--- start of Exercise input ---

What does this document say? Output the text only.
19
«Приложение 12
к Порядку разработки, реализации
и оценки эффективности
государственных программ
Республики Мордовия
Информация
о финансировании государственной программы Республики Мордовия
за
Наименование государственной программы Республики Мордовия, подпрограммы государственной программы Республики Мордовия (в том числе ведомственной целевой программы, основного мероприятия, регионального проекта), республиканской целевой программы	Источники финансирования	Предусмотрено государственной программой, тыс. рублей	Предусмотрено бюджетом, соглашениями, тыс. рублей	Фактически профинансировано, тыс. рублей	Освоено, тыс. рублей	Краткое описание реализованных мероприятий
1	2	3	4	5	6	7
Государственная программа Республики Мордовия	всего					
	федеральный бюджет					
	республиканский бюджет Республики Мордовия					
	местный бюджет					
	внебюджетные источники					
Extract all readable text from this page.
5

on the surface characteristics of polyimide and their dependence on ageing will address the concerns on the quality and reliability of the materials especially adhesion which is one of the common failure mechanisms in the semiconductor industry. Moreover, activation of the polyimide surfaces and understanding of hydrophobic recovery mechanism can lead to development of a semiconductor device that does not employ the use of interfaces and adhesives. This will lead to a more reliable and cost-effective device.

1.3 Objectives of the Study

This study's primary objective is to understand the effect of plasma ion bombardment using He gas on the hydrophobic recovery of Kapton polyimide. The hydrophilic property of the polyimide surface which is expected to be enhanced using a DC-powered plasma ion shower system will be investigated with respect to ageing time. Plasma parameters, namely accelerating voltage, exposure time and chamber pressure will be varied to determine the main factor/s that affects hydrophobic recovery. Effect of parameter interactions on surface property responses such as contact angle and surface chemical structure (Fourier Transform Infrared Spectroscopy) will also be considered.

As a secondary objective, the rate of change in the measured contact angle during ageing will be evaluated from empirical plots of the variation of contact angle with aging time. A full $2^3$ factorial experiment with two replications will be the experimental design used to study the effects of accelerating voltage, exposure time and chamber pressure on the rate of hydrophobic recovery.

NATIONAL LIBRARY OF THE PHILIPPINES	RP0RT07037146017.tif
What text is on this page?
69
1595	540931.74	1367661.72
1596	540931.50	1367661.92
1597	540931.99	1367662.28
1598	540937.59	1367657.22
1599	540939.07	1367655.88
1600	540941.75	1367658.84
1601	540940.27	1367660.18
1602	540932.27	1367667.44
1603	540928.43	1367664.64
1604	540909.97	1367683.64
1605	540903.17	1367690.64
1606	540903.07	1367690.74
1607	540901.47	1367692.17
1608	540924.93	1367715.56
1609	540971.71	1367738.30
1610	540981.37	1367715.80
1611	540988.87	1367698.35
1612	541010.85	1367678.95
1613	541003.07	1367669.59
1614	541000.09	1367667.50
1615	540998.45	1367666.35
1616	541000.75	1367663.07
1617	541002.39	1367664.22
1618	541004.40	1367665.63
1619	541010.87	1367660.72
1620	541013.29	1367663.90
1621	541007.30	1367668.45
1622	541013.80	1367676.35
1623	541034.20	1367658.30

--- end of Exercise input ---

# Written problem
Identify every line above that includes the word "text", and show those lines.

# Answer to this task
What does this document say? Output the text only.
Extract all readable text from this page.
What text is on this page?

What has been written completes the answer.